>> start Extracted entries

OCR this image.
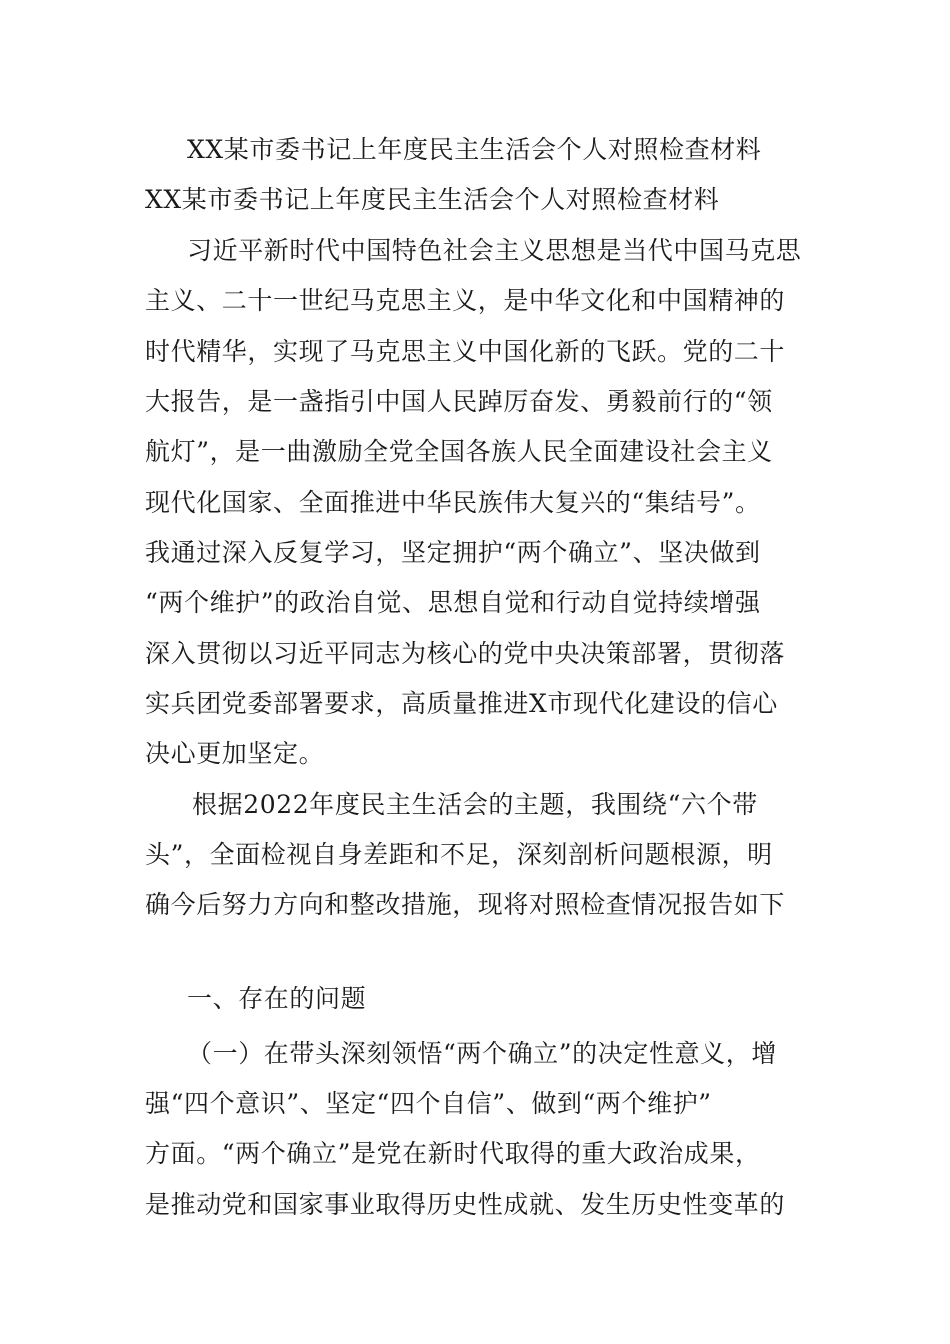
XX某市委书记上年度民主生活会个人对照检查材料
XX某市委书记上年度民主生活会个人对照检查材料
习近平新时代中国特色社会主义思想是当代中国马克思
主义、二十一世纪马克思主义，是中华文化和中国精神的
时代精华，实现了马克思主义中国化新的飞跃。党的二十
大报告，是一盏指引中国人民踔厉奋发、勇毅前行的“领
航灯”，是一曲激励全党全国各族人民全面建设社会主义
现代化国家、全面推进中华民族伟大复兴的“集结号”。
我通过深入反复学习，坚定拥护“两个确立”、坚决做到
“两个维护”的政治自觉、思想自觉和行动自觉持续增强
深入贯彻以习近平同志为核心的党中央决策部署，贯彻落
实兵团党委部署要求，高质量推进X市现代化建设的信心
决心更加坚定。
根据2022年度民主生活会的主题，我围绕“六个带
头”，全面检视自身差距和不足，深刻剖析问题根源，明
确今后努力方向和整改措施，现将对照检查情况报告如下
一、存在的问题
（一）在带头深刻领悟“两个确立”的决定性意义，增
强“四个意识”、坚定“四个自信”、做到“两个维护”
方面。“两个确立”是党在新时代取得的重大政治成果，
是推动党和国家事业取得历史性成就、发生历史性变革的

>> end Extracted entries
>> start Extracted entries

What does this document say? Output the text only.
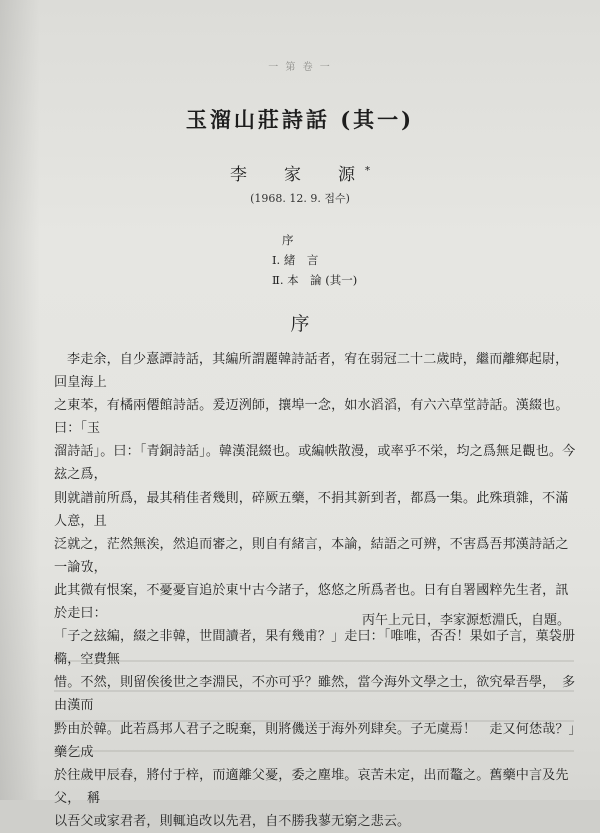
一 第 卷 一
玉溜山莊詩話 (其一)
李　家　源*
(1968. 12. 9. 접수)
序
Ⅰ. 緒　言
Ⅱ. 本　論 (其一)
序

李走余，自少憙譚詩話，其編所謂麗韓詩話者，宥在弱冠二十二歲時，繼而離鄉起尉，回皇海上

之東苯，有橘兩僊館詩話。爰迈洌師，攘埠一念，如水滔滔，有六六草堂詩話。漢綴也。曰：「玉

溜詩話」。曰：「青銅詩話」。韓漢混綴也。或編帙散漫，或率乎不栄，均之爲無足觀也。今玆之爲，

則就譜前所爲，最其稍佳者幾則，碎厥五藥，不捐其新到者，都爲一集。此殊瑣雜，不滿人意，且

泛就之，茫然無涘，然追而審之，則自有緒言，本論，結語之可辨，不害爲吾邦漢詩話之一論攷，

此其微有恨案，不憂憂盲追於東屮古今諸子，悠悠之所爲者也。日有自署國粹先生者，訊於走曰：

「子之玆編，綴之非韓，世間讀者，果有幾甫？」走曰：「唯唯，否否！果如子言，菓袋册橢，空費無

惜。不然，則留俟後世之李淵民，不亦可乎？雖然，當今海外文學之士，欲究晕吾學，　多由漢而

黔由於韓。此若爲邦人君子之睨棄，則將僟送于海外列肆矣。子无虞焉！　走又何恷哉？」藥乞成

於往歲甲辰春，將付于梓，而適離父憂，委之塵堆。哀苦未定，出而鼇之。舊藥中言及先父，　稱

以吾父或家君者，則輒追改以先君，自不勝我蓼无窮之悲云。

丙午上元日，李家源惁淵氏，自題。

>> end Extracted entries
>> start Extracted entries

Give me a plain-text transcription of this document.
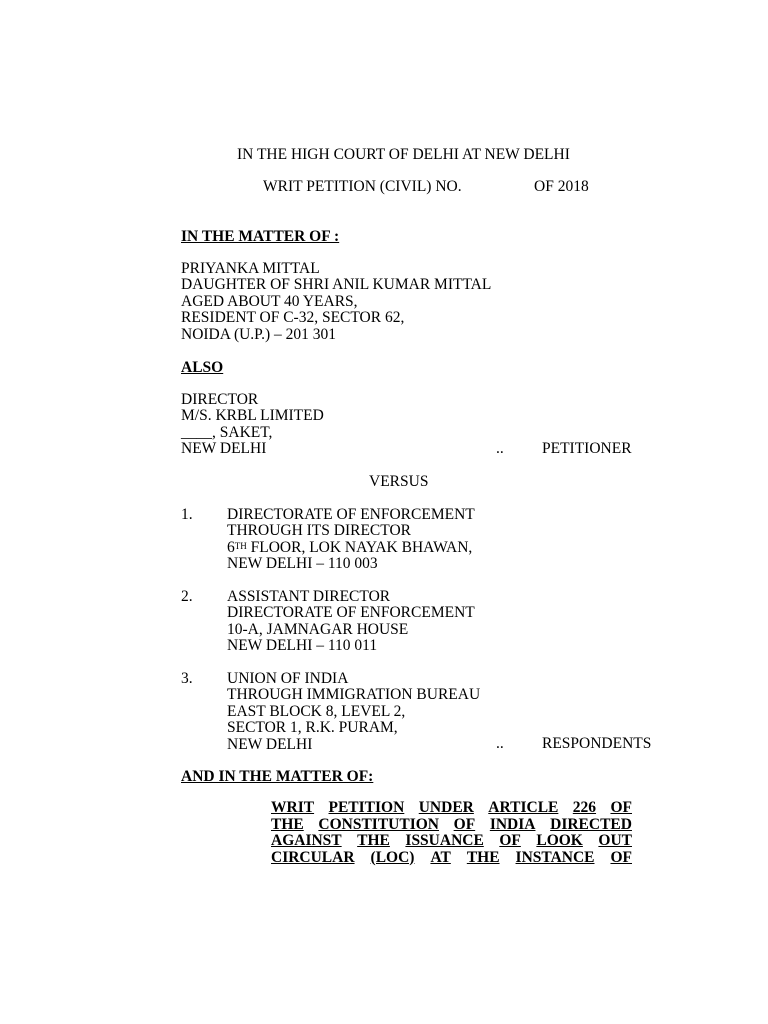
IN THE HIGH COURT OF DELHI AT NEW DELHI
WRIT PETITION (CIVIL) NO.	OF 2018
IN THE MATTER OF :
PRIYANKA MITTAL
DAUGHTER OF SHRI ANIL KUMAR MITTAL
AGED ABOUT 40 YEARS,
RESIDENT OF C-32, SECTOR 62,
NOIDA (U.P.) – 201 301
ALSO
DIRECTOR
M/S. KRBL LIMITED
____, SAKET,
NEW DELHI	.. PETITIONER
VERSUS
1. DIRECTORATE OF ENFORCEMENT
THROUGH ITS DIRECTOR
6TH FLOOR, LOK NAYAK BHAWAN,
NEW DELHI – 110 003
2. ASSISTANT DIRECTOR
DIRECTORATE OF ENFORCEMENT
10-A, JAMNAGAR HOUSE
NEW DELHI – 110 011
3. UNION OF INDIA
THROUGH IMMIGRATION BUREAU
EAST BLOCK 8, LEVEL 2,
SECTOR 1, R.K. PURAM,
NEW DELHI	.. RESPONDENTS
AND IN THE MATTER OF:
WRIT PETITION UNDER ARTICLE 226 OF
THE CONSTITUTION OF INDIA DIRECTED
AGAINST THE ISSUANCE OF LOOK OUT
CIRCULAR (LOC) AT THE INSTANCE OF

>> end Extracted entries

> _Task statement_
Copy each line that contains the word "THROUGH".

> _Exercise result_
THROUGH ITS DIRECTOR
THROUGH IMMIGRATION BUREAU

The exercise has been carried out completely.